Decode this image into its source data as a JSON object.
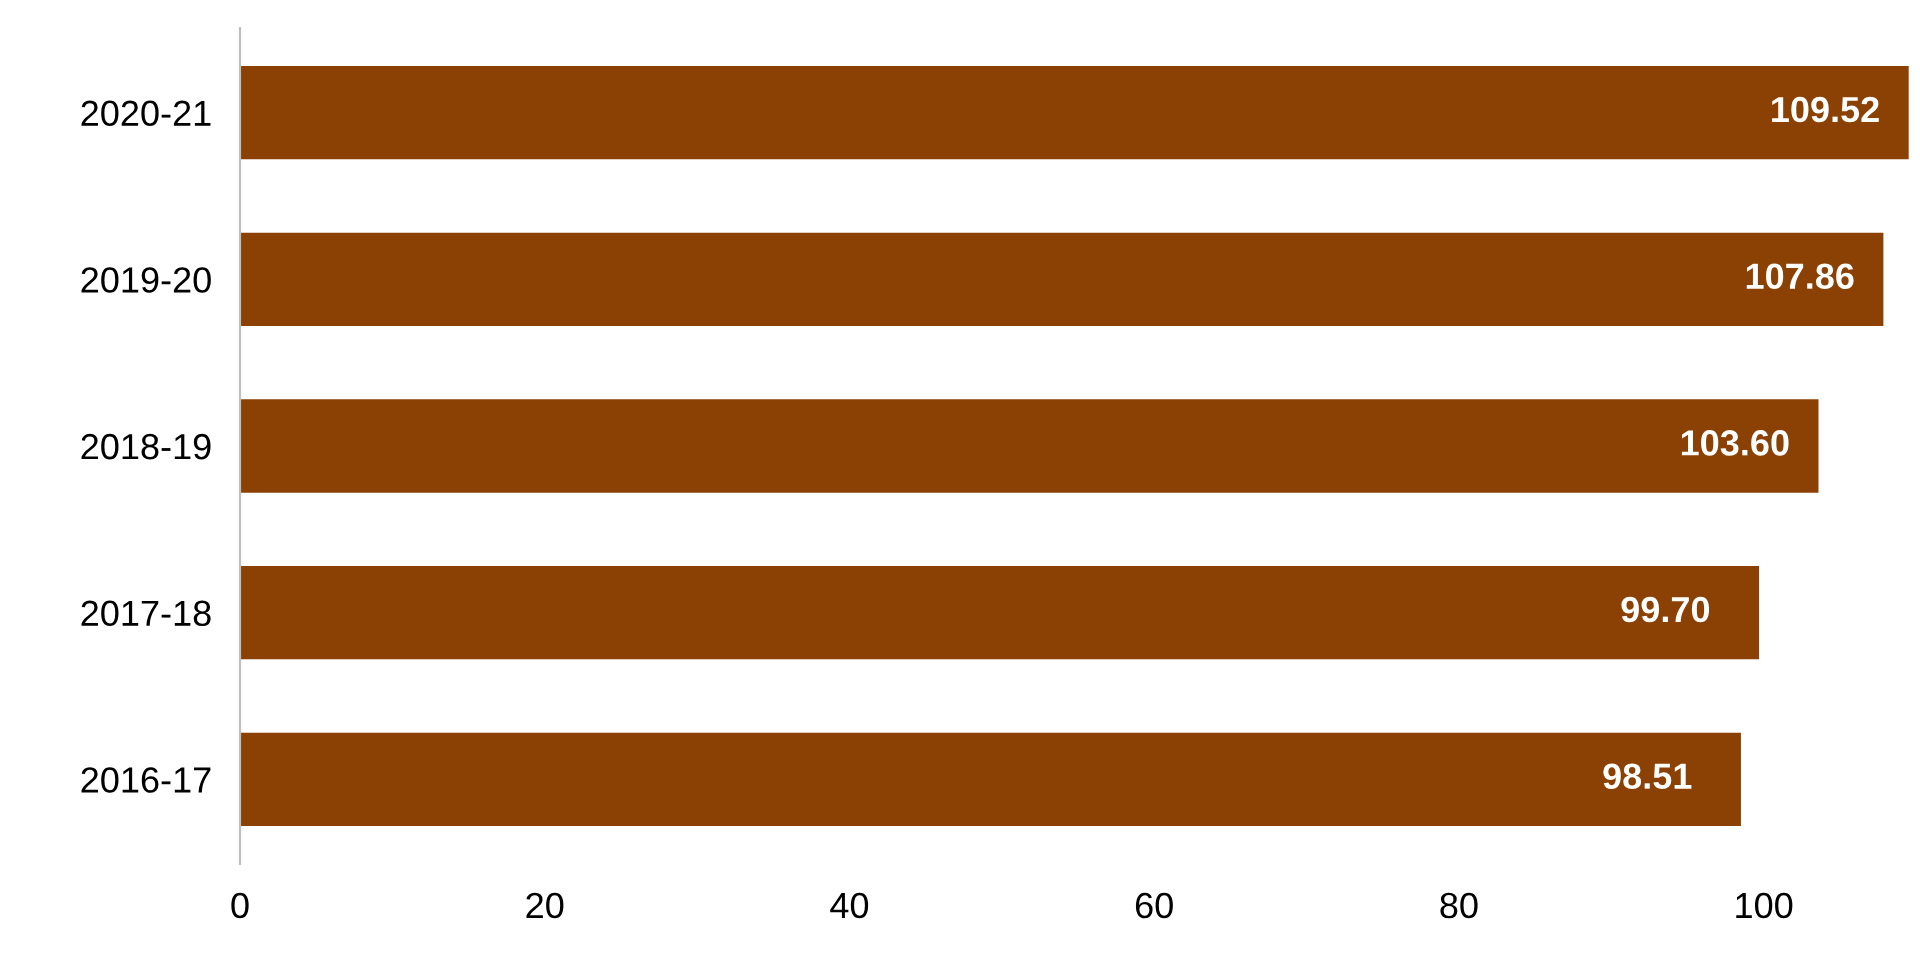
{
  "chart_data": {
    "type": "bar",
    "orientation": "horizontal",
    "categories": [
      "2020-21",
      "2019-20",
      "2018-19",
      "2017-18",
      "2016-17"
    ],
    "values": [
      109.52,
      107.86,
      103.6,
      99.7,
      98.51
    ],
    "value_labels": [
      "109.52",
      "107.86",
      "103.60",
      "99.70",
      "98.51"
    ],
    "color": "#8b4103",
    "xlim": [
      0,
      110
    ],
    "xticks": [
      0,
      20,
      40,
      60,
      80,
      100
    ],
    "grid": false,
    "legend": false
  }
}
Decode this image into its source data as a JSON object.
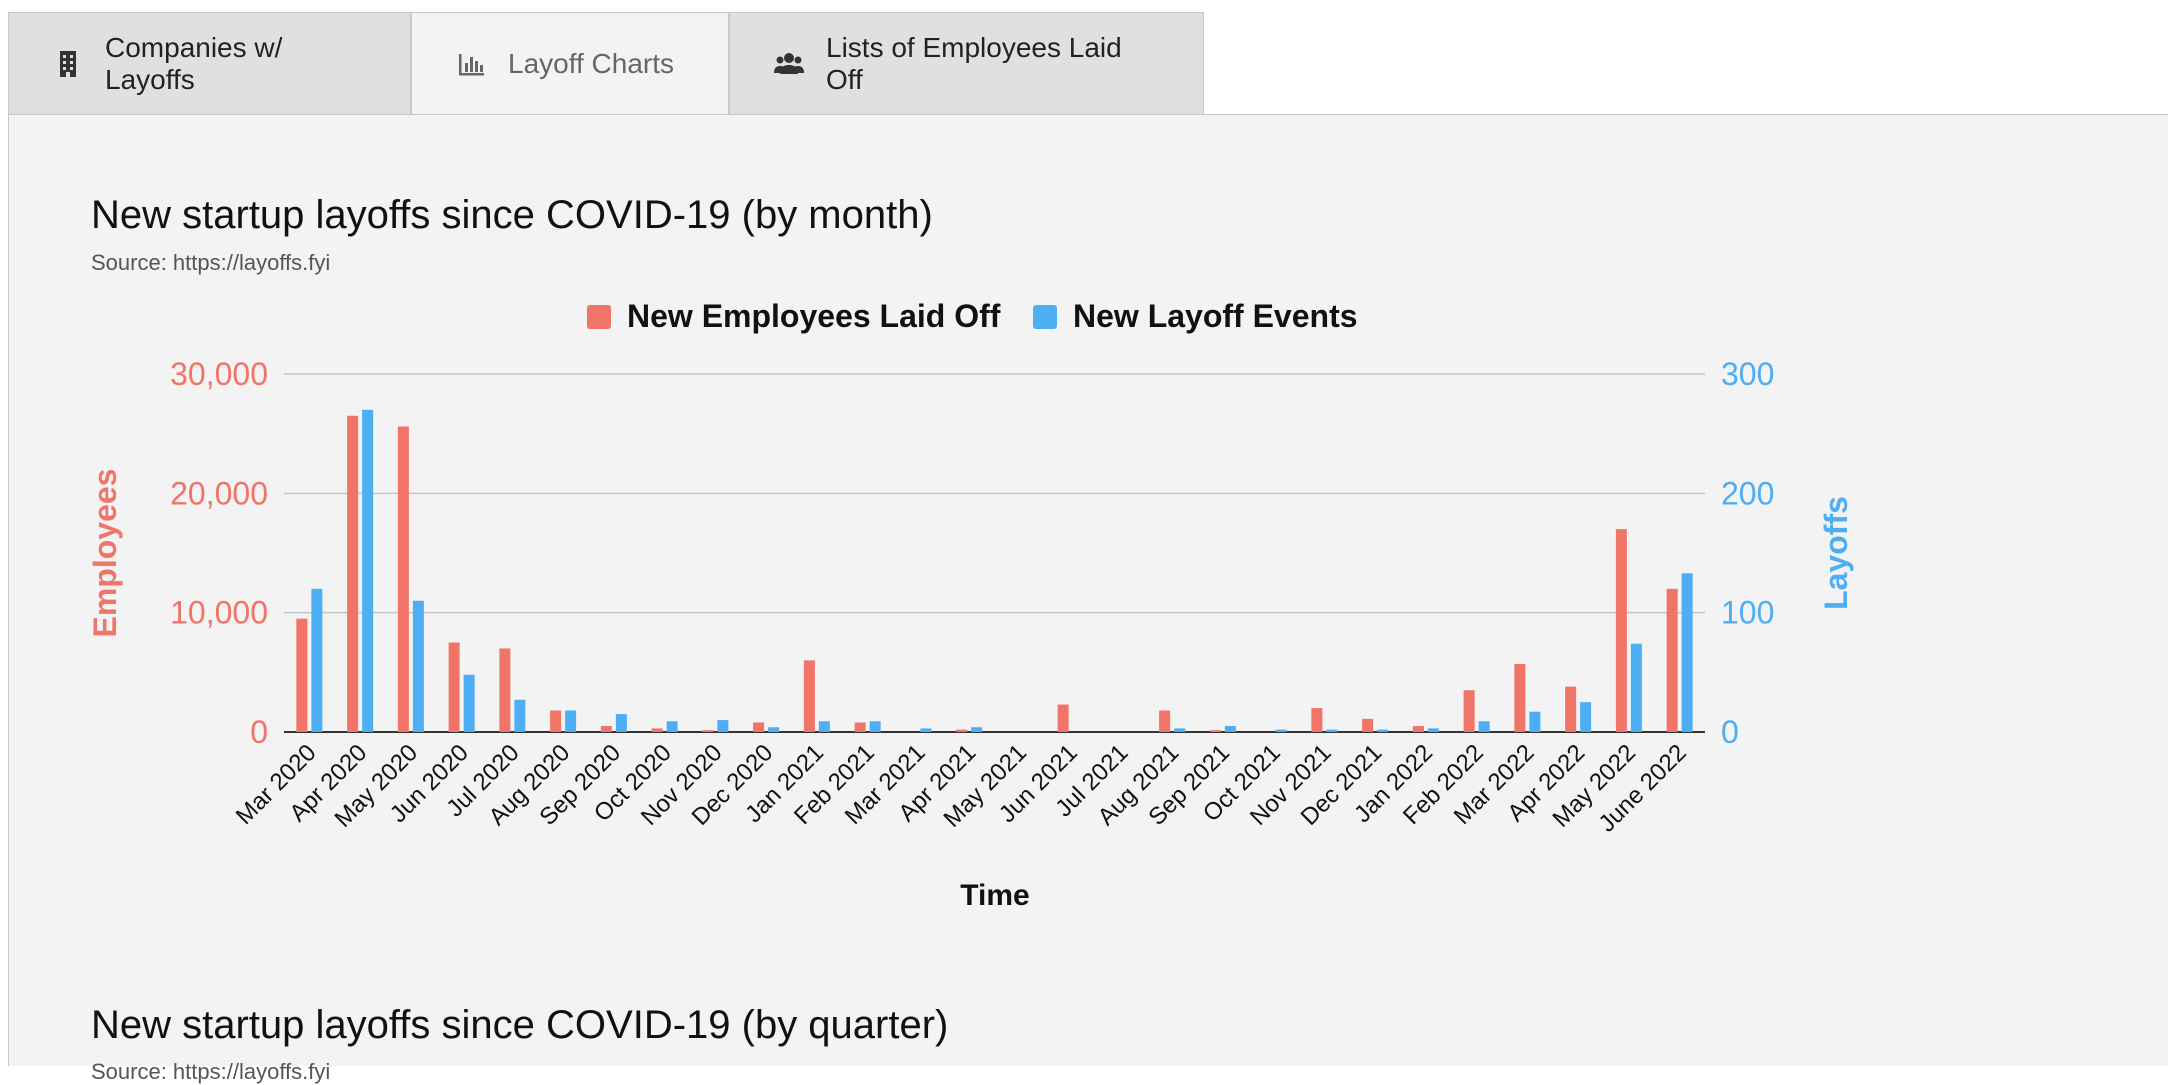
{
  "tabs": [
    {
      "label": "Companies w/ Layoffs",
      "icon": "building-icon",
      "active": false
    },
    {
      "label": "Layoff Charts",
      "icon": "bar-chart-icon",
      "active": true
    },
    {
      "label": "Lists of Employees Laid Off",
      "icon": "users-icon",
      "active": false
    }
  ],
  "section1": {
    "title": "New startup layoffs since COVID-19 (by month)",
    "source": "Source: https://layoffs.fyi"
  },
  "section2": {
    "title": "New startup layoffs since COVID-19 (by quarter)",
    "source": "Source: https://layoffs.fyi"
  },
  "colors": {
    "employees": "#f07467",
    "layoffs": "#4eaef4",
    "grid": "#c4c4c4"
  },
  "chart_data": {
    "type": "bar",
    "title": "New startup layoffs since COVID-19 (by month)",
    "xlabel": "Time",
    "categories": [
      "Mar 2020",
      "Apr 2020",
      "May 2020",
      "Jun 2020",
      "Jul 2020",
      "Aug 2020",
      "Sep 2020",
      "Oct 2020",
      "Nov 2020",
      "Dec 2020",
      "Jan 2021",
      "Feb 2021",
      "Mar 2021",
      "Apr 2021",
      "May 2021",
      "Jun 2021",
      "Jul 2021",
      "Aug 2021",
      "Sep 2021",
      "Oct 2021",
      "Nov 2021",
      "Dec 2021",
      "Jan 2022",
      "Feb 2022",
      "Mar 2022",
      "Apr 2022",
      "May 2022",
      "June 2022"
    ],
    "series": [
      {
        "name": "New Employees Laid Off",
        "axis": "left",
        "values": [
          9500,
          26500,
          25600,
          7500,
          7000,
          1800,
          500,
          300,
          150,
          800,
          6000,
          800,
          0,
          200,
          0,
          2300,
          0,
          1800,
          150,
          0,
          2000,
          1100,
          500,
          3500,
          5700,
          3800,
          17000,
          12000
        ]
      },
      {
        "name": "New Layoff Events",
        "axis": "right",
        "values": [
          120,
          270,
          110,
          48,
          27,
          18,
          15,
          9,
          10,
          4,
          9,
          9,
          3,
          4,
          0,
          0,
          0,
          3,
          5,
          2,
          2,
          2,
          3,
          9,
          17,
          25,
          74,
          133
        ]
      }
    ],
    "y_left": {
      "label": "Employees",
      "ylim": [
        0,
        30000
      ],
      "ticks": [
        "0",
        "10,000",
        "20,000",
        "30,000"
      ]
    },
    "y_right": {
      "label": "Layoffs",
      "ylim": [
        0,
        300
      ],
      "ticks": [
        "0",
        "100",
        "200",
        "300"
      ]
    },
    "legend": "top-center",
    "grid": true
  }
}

### What you are asked to do
Copy the listing in full and without alteration, omitting every picture.

### Response to the task
Decode this image into its source data as a JSON object.
{
  "chart_data": {
    "type": "bar",
    "orientation": "horizontal",
    "categories": [
      "2020-21",
      "2019-20",
      "2018-19",
      "2017-18",
      "2016-17"
    ],
    "values": [
      109.52,
      107.86,
      103.6,
      99.7,
      98.51
    ],
    "value_labels": [
      "109.52",
      "107.86",
      "103.60",
      "99.70",
      "98.51"
    ],
    "color": "#8b4103",
    "xlim": [
      0,
      110
    ],
    "xticks": [
      0,
      20,
      40,
      60,
      80,
      100
    ],
    "grid": false,
    "legend": false
  }
}
Decode this image into its source data as a JSON object.
{
  "tabs": [
    {
      "label": "Companies w/ Layoffs",
      "icon": "building-icon",
      "active": false
    },
    {
      "label": "Layoff Charts",
      "icon": "bar-chart-icon",
      "active": true
    },
    {
      "label": "Lists of Employees Laid Off",
      "icon": "users-icon",
      "active": false
    }
  ],
  "section1": {
    "title": "New startup layoffs since COVID-19 (by month)",
    "source": "Source: https://layoffs.fyi"
  },
  "section2": {
    "title": "New startup layoffs since COVID-19 (by quarter)",
    "source": "Source: https://layoffs.fyi"
  },
  "colors": {
    "employees": "#f07467",
    "layoffs": "#4eaef4",
    "grid": "#c4c4c4"
  },
  "chart_data": {
    "type": "bar",
    "title": "New startup layoffs since COVID-19 (by month)",
    "xlabel": "Time",
    "categories": [
      "Mar 2020",
      "Apr 2020",
      "May 2020",
      "Jun 2020",
      "Jul 2020",
      "Aug 2020",
      "Sep 2020",
      "Oct 2020",
      "Nov 2020",
      "Dec 2020",
      "Jan 2021",
      "Feb 2021",
      "Mar 2021",
      "Apr 2021",
      "May 2021",
      "Jun 2021",
      "Jul 2021",
      "Aug 2021",
      "Sep 2021",
      "Oct 2021",
      "Nov 2021",
      "Dec 2021",
      "Jan 2022",
      "Feb 2022",
      "Mar 2022",
      "Apr 2022",
      "May 2022",
      "June 2022"
    ],
    "series": [
      {
        "name": "New Employees Laid Off",
        "axis": "left",
        "values": [
          9500,
          26500,
          25600,
          7500,
          7000,
          1800,
          500,
          300,
          150,
          800,
          6000,
          800,
          0,
          200,
          0,
          2300,
          0,
          1800,
          150,
          0,
          2000,
          1100,
          500,
          3500,
          5700,
          3800,
          17000,
          12000
        ]
      },
      {
        "name": "New Layoff Events",
        "axis": "right",
        "values": [
          120,
          270,
          110,
          48,
          27,
          18,
          15,
          9,
          10,
          4,
          9,
          9,
          3,
          4,
          0,
          0,
          0,
          3,
          5,
          2,
          2,
          2,
          3,
          9,
          17,
          25,
          74,
          133
        ]
      }
    ],
    "y_left": {
      "label": "Employees",
      "ylim": [
        0,
        30000
      ],
      "ticks": [
        "0",
        "10,000",
        "20,000",
        "30,000"
      ]
    },
    "y_right": {
      "label": "Layoffs",
      "ylim": [
        0,
        300
      ],
      "ticks": [
        "0",
        "100",
        "200",
        "300"
      ]
    },
    "legend": "top-center",
    "grid": true
  }
}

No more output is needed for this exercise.